_SUPPLIED ENTRIES:_
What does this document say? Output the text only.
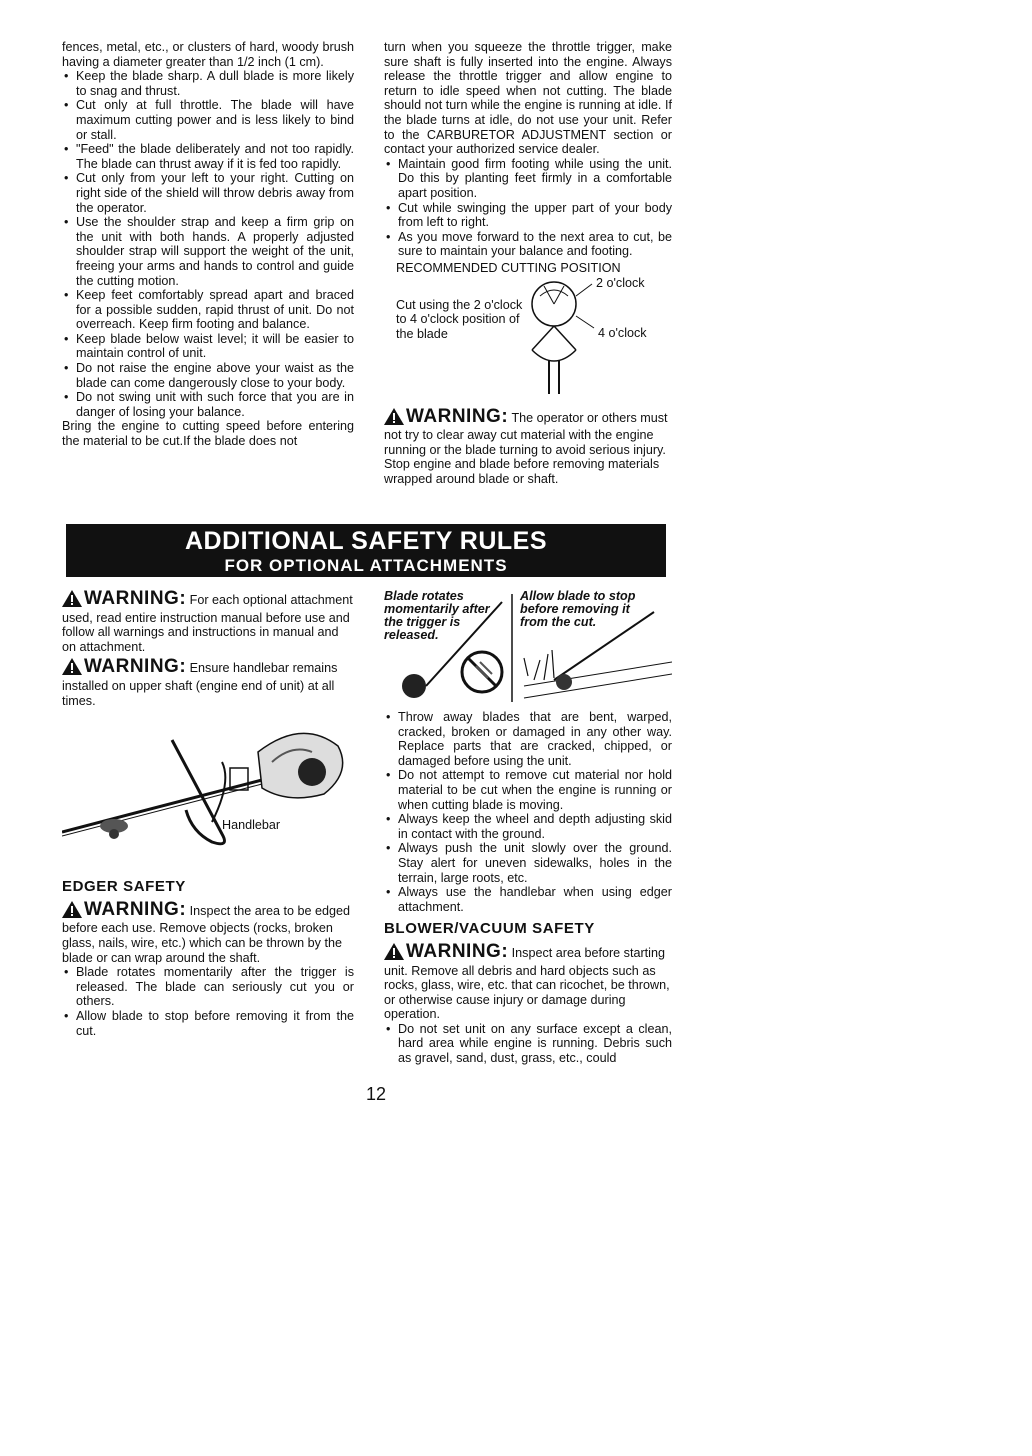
fences, metal, etc., or clusters of hard, woody brush having a diameter greater than 1/2 inch (1 cm).

• Keep the blade sharp. A dull blade is more likely to snag and thrust.
• Cut only at full throttle. The blade will have maximum cutting power and is less likely to bind or stall.
• "Feed" the blade deliberately and not too rapidly. The blade can thrust away if it is fed too rapidly.
• Cut only from your left to your right. Cutting on right side of the shield will throw debris away from the operator.
• Use the shoulder strap and keep a firm grip on the unit with both hands. A properly adjusted shoulder strap will support the weight of the unit, freeing your arms and hands to control and guide the cutting motion.
• Keep feet comfortably spread apart and braced for a possible sudden, rapid thrust of unit. Do not overreach. Keep firm footing and balance.
• Keep blade below waist level; it will be easier to maintain control of unit.
• Do not raise the engine above your waist as the blade can come dangerously close to your body.
• Do not swing unit with such force that you are in danger of losing your balance.

Bring the engine to cutting speed before entering the material to be cut.If the blade does not

turn when you squeeze the throttle trigger, make sure shaft is fully inserted into the engine. Always release the throttle trigger and allow engine to return to idle speed when not cutting. The blade should not turn while the engine is running at idle. If the blade turns at idle, do not use your unit. Refer to the CARBURETOR ADJUSTMENT section or contact your authorized service dealer.

• Maintain good firm footing while using the unit. Do this by planting feet firmly in a comfortable apart position.
• Cut while swinging the upper part of your body from left to right.
• As you move forward to the next area to cut, be sure to maintain your balance and footing.
RECOMMENDED CUTTING POSITION
Cut using the 2 o'clock to 4 o'clock position of the blade
2 o'clock
4 o'clock
WARNING: The operator or others must not try to clear away cut material with the engine running or the blade turning to avoid serious injury. Stop engine and blade before removing materials wrapped around blade or shaft.
ADDITIONAL SAFETY RULES
FOR OPTIONAL ATTACHMENTS
WARNING: For each optional attachment used, read entire instruction manual before use and follow all warnings and instructions in manual and on attachment.
WARNING: Ensure handlebar remains installed on upper shaft (engine end of unit) at all times.
Handlebar
EDGER SAFETY
WARNING: Inspect the area to be edged before each use. Remove objects (rocks, broken glass, nails, wire, etc.) which can be thrown by the blade or can wrap around the shaft.
• Blade rotates momentarily after the trigger is released. The blade can seriously cut you or others.
• Allow blade to stop before removing it from the cut.
Blade rotates momentarily after the trigger is released.
Allow blade to stop before removing it from the cut.
• Throw away blades that are bent, warped, cracked, broken or damaged in any other way. Replace parts that are cracked, chipped, or damaged before using the unit.
• Do not attempt to remove cut material nor hold material to be cut when the engine is running or when cutting blade is moving.
• Always keep the wheel and depth adjusting skid in contact with the ground.
• Always push the unit slowly over the ground. Stay alert for uneven sidewalks, holes in the terrain, large roots, etc.
• Always use the handlebar when using edger attachment.
BLOWER/VACUUM SAFETY
WARNING: Inspect area before starting unit. Remove all debris and hard objects such as rocks, glass, wire, etc. that can ricochet, be thrown, or otherwise cause injury or damage during operation.
• Do not set unit on any surface except a clean, hard area while engine is running. Debris such as gravel, sand, dust, grass, etc., could
12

_DIRECTIONS FOR THIS TASK:_ Each entry above is to be written out again unchanged, apart from the pictures, which are left out.

_EXERCISE RESULT:_
What does this document say? Output the text only.
fences, metal, etc., or clusters of hard, woody brush having a diameter greater than 1/2 inch (1 cm).

• Keep the blade sharp. A dull blade is more likely to snag and thrust.
• Cut only at full throttle. The blade will have maximum cutting power and is less likely to bind or stall.
• "Feed" the blade deliberately and not too rapidly. The blade can thrust away if it is fed too rapidly.
• Cut only from your left to your right. Cutting on right side of the shield will throw debris away from the operator.
• Use the shoulder strap and keep a firm grip on the unit with both hands. A properly adjusted shoulder strap will support the weight of the unit, freeing your arms and hands to control and guide the cutting motion.
• Keep feet comfortably spread apart and braced for a possible sudden, rapid thrust of unit. Do not overreach. Keep firm footing and balance.
• Keep blade below waist level; it will be easier to maintain control of unit.
• Do not raise the engine above your waist as the blade can come dangerously close to your body.
• Do not swing unit with such force that you are in danger of losing your balance.

Bring the engine to cutting speed before entering the material to be cut.If the blade does not

turn when you squeeze the throttle trigger, make sure shaft is fully inserted into the engine. Always release the throttle trigger and allow engine to return to idle speed when not cutting. The blade should not turn while the engine is running at idle. If the blade turns at idle, do not use your unit. Refer to the CARBURETOR ADJUSTMENT section or contact your authorized service dealer.

• Maintain good firm footing while using the unit. Do this by planting feet firmly in a comfortable apart position.
• Cut while swinging the upper part of your body from left to right.
• As you move forward to the next area to cut, be sure to maintain your balance and footing.
RECOMMENDED CUTTING POSITION
Cut using the 2 o'clock to 4 o'clock position of the blade
2 o'clock
4 o'clock
WARNING: The operator or others must not try to clear away cut material with the engine running or the blade turning to avoid serious injury. Stop engine and blade before removing materials wrapped around blade or shaft.
ADDITIONAL SAFETY RULES
FOR OPTIONAL ATTACHMENTS
WARNING: For each optional attachment used, read entire instruction manual before use and follow all warnings and instructions in manual and on attachment.
WARNING: Ensure handlebar remains installed on upper shaft (engine end of unit) at all times.
Handlebar
EDGER SAFETY
WARNING: Inspect the area to be edged before each use. Remove objects (rocks, broken glass, nails, wire, etc.) which can be thrown by the blade or can wrap around the shaft.
• Blade rotates momentarily after the trigger is released. The blade can seriously cut you or others.
• Allow blade to stop before removing it from the cut.
Blade rotates momentarily after the trigger is released.
Allow blade to stop before removing it from the cut.
• Throw away blades that are bent, warped, cracked, broken or damaged in any other way. Replace parts that are cracked, chipped, or damaged before using the unit.
• Do not attempt to remove cut material nor hold material to be cut when the engine is running or when cutting blade is moving.
• Always keep the wheel and depth adjusting skid in contact with the ground.
• Always push the unit slowly over the ground. Stay alert for uneven sidewalks, holes in the terrain, large roots, etc.
• Always use the handlebar when using edger attachment.
BLOWER/VACUUM SAFETY
WARNING: Inspect area before starting unit. Remove all debris and hard objects such as rocks, glass, wire, etc. that can ricochet, be thrown, or otherwise cause injury or damage during operation.
• Do not set unit on any surface except a clean, hard area while engine is running. Debris such as gravel, sand, dust, grass, etc., could
12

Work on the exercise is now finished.